*Given problem:* Gather all lines with "label" from the records.
Begin
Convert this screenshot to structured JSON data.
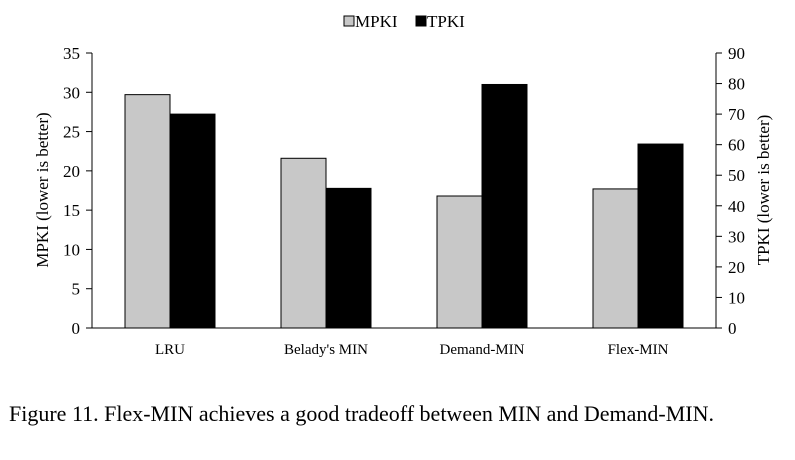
{
  "chart_data": {
    "type": "bar",
    "categories": [
      "LRU",
      "Belady's MIN",
      "Demand-MIN",
      "Flex-MIN"
    ],
    "series": [
      {
        "name": "MPKI",
        "axis": "left",
        "color": "#c8c8c8",
        "values": [
          29.7,
          21.6,
          16.8,
          17.7
        ]
      },
      {
        "name": "TPKI",
        "axis": "right",
        "color": "#000000",
        "values": [
          70.0,
          45.7,
          79.7,
          60.2
        ]
      }
    ],
    "y_left": {
      "label": "MPKI (lower is better)",
      "min": 0,
      "max": 35,
      "ticks": [
        0,
        5,
        10,
        15,
        20,
        25,
        30,
        35
      ]
    },
    "y_right": {
      "label": "TPKI (lower is better)",
      "min": 0,
      "max": 90,
      "ticks": [
        0,
        10,
        20,
        30,
        40,
        50,
        60,
        70,
        80,
        90
      ]
    },
    "legend_position": "top-center",
    "grid": false
  },
  "caption": "Figure 11.   Flex-MIN achieves a good tradeoff between MIN and Demand-MIN."
}
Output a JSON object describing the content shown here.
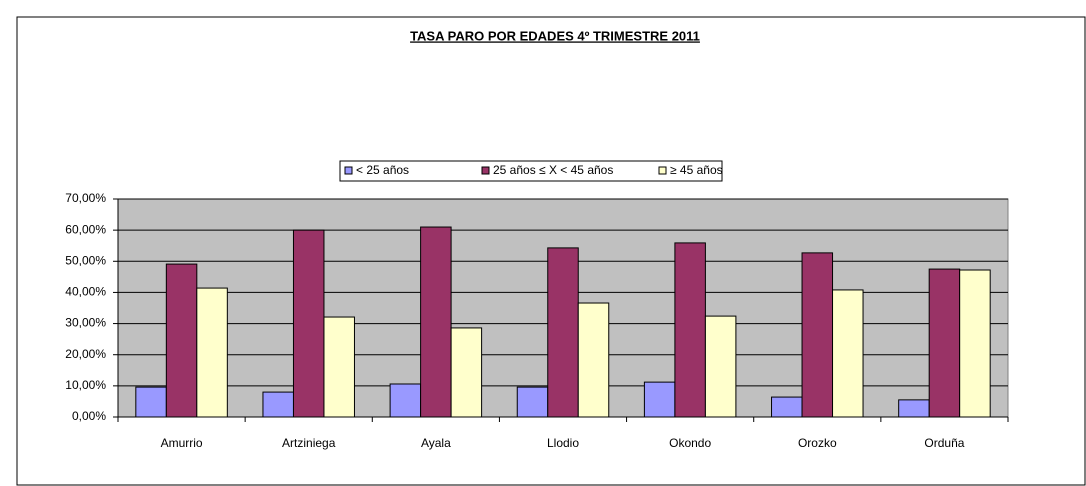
{
  "chart_data": {
    "type": "bar",
    "title": "TASA PARO POR EDADES 4º TRIMESTRE 2011",
    "categories": [
      "Amurrio",
      "Artziniega",
      "Ayala",
      "Llodio",
      "Okondo",
      "Orozko",
      "Orduña"
    ],
    "series": [
      {
        "name": "< 25 años",
        "color": "#9999ff",
        "values": [
          9.6,
          8.0,
          10.6,
          9.6,
          11.2,
          6.4,
          5.5
        ]
      },
      {
        "name": "25 años ≤ X < 45 años",
        "color": "#993366",
        "values": [
          49.1,
          60.0,
          61.0,
          54.3,
          55.9,
          52.7,
          47.5
        ]
      },
      {
        "name": "≥ 45 años",
        "color": "#ffffcc",
        "values": [
          41.4,
          32.1,
          28.6,
          36.6,
          32.4,
          40.8,
          47.2
        ]
      }
    ],
    "ylim": [
      0,
      70
    ],
    "yticks": [
      {
        "value": 0,
        "label": "0,00%"
      },
      {
        "value": 10,
        "label": "10,00%"
      },
      {
        "value": 20,
        "label": "20,00%"
      },
      {
        "value": 30,
        "label": "30,00%"
      },
      {
        "value": 40,
        "label": "40,00%"
      },
      {
        "value": 50,
        "label": "50,00%"
      },
      {
        "value": 60,
        "label": "60,00%"
      },
      {
        "value": 70,
        "label": "70,00%"
      }
    ],
    "grid": true,
    "legend": "top"
  }
}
End
*Task solution:*
      "label": "MPKI (lower is better)",
      "label": "TPKI (lower is better)",
        "label": "0,00%"
        "label": "10,00%"
        "label": "20,00%"
        "label": "30,00%"
        "label": "40,00%"
        "label": "50,00%"
        "label": "60,00%"
        "label": "70,00%"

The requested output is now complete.